• **EXERCISE**: Give all of the lines again exactly as they read.

[Start]

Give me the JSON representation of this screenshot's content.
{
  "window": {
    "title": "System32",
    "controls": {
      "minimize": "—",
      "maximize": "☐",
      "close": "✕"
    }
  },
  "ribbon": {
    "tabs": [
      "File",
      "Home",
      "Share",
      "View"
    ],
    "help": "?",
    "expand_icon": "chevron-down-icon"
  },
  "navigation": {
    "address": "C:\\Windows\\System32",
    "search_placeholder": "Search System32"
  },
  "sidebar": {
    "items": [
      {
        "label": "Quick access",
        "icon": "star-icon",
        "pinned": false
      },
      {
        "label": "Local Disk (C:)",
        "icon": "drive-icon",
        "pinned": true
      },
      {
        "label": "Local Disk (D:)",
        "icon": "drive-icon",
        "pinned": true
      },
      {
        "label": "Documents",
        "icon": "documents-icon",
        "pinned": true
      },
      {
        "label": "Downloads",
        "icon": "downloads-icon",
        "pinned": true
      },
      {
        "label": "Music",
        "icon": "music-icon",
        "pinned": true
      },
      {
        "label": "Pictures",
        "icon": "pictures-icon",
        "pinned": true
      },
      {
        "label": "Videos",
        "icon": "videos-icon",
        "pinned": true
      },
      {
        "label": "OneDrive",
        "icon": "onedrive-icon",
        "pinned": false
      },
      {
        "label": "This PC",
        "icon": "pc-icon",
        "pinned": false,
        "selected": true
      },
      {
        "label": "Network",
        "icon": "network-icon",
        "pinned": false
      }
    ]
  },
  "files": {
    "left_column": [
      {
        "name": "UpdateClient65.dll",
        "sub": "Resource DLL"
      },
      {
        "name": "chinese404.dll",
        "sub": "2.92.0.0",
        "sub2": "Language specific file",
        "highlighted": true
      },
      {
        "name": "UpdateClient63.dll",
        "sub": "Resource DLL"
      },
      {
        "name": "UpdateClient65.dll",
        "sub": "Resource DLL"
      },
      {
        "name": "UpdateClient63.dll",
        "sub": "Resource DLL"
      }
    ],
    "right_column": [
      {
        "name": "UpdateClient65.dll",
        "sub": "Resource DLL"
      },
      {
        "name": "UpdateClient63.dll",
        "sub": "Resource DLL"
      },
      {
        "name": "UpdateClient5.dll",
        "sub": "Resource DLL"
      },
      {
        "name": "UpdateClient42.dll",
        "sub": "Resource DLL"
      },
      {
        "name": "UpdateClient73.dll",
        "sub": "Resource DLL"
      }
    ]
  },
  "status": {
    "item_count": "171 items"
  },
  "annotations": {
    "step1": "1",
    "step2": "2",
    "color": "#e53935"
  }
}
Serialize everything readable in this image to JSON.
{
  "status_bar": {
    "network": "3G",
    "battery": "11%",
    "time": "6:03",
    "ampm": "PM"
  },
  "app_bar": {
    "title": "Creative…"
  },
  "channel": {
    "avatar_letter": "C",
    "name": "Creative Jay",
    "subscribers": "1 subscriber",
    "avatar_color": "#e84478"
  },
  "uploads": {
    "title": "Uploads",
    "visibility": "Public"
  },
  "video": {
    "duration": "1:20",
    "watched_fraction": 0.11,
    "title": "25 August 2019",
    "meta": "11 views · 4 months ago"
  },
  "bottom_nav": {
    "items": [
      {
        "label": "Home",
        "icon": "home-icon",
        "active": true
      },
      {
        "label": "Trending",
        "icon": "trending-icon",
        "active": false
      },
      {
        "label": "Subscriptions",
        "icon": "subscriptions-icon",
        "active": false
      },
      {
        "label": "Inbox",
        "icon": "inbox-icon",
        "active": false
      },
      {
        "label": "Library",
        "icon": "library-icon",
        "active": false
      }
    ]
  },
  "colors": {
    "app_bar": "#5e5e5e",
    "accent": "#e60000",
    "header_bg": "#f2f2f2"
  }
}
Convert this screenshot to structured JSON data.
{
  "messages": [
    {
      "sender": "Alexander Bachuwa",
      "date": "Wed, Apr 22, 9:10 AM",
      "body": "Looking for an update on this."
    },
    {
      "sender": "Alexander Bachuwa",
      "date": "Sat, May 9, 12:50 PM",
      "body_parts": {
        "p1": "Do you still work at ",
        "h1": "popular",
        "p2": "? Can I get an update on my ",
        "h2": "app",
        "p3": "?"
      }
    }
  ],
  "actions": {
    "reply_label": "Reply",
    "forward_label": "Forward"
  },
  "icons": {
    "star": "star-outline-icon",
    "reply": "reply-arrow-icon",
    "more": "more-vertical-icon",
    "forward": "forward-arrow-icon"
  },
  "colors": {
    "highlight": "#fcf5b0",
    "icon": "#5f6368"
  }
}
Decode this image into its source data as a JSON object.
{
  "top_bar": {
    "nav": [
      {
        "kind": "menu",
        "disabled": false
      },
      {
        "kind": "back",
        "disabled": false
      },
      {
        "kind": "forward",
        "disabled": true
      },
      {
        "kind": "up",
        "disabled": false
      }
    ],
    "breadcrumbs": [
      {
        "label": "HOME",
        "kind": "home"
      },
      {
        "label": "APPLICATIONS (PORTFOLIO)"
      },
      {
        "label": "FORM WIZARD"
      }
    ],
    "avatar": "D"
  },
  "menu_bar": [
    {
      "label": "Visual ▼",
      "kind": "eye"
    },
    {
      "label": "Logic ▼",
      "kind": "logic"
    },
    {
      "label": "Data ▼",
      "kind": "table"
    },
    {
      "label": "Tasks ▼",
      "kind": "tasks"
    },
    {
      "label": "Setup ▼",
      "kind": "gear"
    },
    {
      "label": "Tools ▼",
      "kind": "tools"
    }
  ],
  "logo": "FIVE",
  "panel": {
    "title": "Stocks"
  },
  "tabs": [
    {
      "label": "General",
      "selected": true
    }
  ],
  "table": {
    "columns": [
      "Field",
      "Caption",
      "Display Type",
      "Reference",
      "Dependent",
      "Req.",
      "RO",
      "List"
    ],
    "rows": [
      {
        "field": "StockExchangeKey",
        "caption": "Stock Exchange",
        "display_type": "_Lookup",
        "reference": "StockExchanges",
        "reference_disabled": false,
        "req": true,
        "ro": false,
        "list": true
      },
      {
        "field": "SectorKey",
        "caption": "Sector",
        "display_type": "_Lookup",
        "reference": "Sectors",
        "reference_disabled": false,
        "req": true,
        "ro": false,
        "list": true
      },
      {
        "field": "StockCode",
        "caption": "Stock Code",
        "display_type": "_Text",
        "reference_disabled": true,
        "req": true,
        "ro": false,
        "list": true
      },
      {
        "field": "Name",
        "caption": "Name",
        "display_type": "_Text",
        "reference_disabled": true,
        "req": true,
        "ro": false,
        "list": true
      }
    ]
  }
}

[End]

• **EXERCISE SOLUTION**:
Give me the JSON representation of this screenshot's content.
{
  "window": {
    "title": "System32",
    "controls": {
      "minimize": "—",
      "maximize": "☐",
      "close": "✕"
    }
  },
  "ribbon": {
    "tabs": [
      "File",
      "Home",
      "Share",
      "View"
    ],
    "help": "?",
    "expand_icon": "chevron-down-icon"
  },
  "navigation": {
    "address": "C:\\Windows\\System32",
    "search_placeholder": "Search System32"
  },
  "sidebar": {
    "items": [
      {
        "label": "Quick access",
        "icon": "star-icon",
        "pinned": false
      },
      {
        "label": "Local Disk (C:)",
        "icon": "drive-icon",
        "pinned": true
      },
      {
        "label": "Local Disk (D:)",
        "icon": "drive-icon",
        "pinned": true
      },
      {
        "label": "Documents",
        "icon": "documents-icon",
        "pinned": true
      },
      {
        "label": "Downloads",
        "icon": "downloads-icon",
        "pinned": true
      },
      {
        "label": "Music",
        "icon": "music-icon",
        "pinned": true
      },
      {
        "label": "Pictures",
        "icon": "pictures-icon",
        "pinned": true
      },
      {
        "label": "Videos",
        "icon": "videos-icon",
        "pinned": true
      },
      {
        "label": "OneDrive",
        "icon": "onedrive-icon",
        "pinned": false
      },
      {
        "label": "This PC",
        "icon": "pc-icon",
        "pinned": false,
        "selected": true
      },
      {
        "label": "Network",
        "icon": "network-icon",
        "pinned": false
      }
    ]
  },
  "files": {
    "left_column": [
      {
        "name": "UpdateClient65.dll",
        "sub": "Resource DLL"
      },
      {
        "name": "chinese404.dll",
        "sub": "2.92.0.0",
        "sub2": "Language specific file",
        "highlighted": true
      },
      {
        "name": "UpdateClient63.dll",
        "sub": "Resource DLL"
      },
      {
        "name": "UpdateClient65.dll",
        "sub": "Resource DLL"
      },
      {
        "name": "UpdateClient63.dll",
        "sub": "Resource DLL"
      }
    ],
    "right_column": [
      {
        "name": "UpdateClient65.dll",
        "sub": "Resource DLL"
      },
      {
        "name": "UpdateClient63.dll",
        "sub": "Resource DLL"
      },
      {
        "name": "UpdateClient5.dll",
        "sub": "Resource DLL"
      },
      {
        "name": "UpdateClient42.dll",
        "sub": "Resource DLL"
      },
      {
        "name": "UpdateClient73.dll",
        "sub": "Resource DLL"
      }
    ]
  },
  "status": {
    "item_count": "171 items"
  },
  "annotations": {
    "step1": "1",
    "step2": "2",
    "color": "#e53935"
  }
}
Serialize everything readable in this image to JSON.
{
  "status_bar": {
    "network": "3G",
    "battery": "11%",
    "time": "6:03",
    "ampm": "PM"
  },
  "app_bar": {
    "title": "Creative…"
  },
  "channel": {
    "avatar_letter": "C",
    "name": "Creative Jay",
    "subscribers": "1 subscriber",
    "avatar_color": "#e84478"
  },
  "uploads": {
    "title": "Uploads",
    "visibility": "Public"
  },
  "video": {
    "duration": "1:20",
    "watched_fraction": 0.11,
    "title": "25 August 2019",
    "meta": "11 views · 4 months ago"
  },
  "bottom_nav": {
    "items": [
      {
        "label": "Home",
        "icon": "home-icon",
        "active": true
      },
      {
        "label": "Trending",
        "icon": "trending-icon",
        "active": false
      },
      {
        "label": "Subscriptions",
        "icon": "subscriptions-icon",
        "active": false
      },
      {
        "label": "Inbox",
        "icon": "inbox-icon",
        "active": false
      },
      {
        "label": "Library",
        "icon": "library-icon",
        "active": false
      }
    ]
  },
  "colors": {
    "app_bar": "#5e5e5e",
    "accent": "#e60000",
    "header_bg": "#f2f2f2"
  }
}
Convert this screenshot to structured JSON data.
{
  "messages": [
    {
      "sender": "Alexander Bachuwa",
      "date": "Wed, Apr 22, 9:10 AM",
      "body": "Looking for an update on this."
    },
    {
      "sender": "Alexander Bachuwa",
      "date": "Sat, May 9, 12:50 PM",
      "body_parts": {
        "p1": "Do you still work at ",
        "h1": "popular",
        "p2": "? Can I get an update on my ",
        "h2": "app",
        "p3": "?"
      }
    }
  ],
  "actions": {
    "reply_label": "Reply",
    "forward_label": "Forward"
  },
  "icons": {
    "star": "star-outline-icon",
    "reply": "reply-arrow-icon",
    "more": "more-vertical-icon",
    "forward": "forward-arrow-icon"
  },
  "colors": {
    "highlight": "#fcf5b0",
    "icon": "#5f6368"
  }
}
Decode this image into its source data as a JSON object.
{
  "top_bar": {
    "nav": [
      {
        "kind": "menu",
        "disabled": false
      },
      {
        "kind": "back",
        "disabled": false
      },
      {
        "kind": "forward",
        "disabled": true
      },
      {
        "kind": "up",
        "disabled": false
      }
    ],
    "breadcrumbs": [
      {
        "label": "HOME",
        "kind": "home"
      },
      {
        "label": "APPLICATIONS (PORTFOLIO)"
      },
      {
        "label": "FORM WIZARD"
      }
    ],
    "avatar": "D"
  },
  "menu_bar": [
    {
      "label": "Visual ▼",
      "kind": "eye"
    },
    {
      "label": "Logic ▼",
      "kind": "logic"
    },
    {
      "label": "Data ▼",
      "kind": "table"
    },
    {
      "label": "Tasks ▼",
      "kind": "tasks"
    },
    {
      "label": "Setup ▼",
      "kind": "gear"
    },
    {
      "label": "Tools ▼",
      "kind": "tools"
    }
  ],
  "logo": "FIVE",
  "panel": {
    "title": "Stocks"
  },
  "tabs": [
    {
      "label": "General",
      "selected": true
    }
  ],
  "table": {
    "columns": [
      "Field",
      "Caption",
      "Display Type",
      "Reference",
      "Dependent",
      "Req.",
      "RO",
      "List"
    ],
    "rows": [
      {
        "field": "StockExchangeKey",
        "caption": "Stock Exchange",
        "display_type": "_Lookup",
        "reference": "StockExchanges",
        "reference_disabled": false,
        "req": true,
        "ro": false,
        "list": true
      },
      {
        "field": "SectorKey",
        "caption": "Sector",
        "display_type": "_Lookup",
        "reference": "Sectors",
        "reference_disabled": false,
        "req": true,
        "ro": false,
        "list": true
      },
      {
        "field": "StockCode",
        "caption": "Stock Code",
        "display_type": "_Text",
        "reference_disabled": true,
        "req": true,
        "ro": false,
        "list": true
      },
      {
        "field": "Name",
        "caption": "Name",
        "display_type": "_Text",
        "reference_disabled": true,
        "req": true,
        "ro": false,
        "list": true
      }
    ]
  }
}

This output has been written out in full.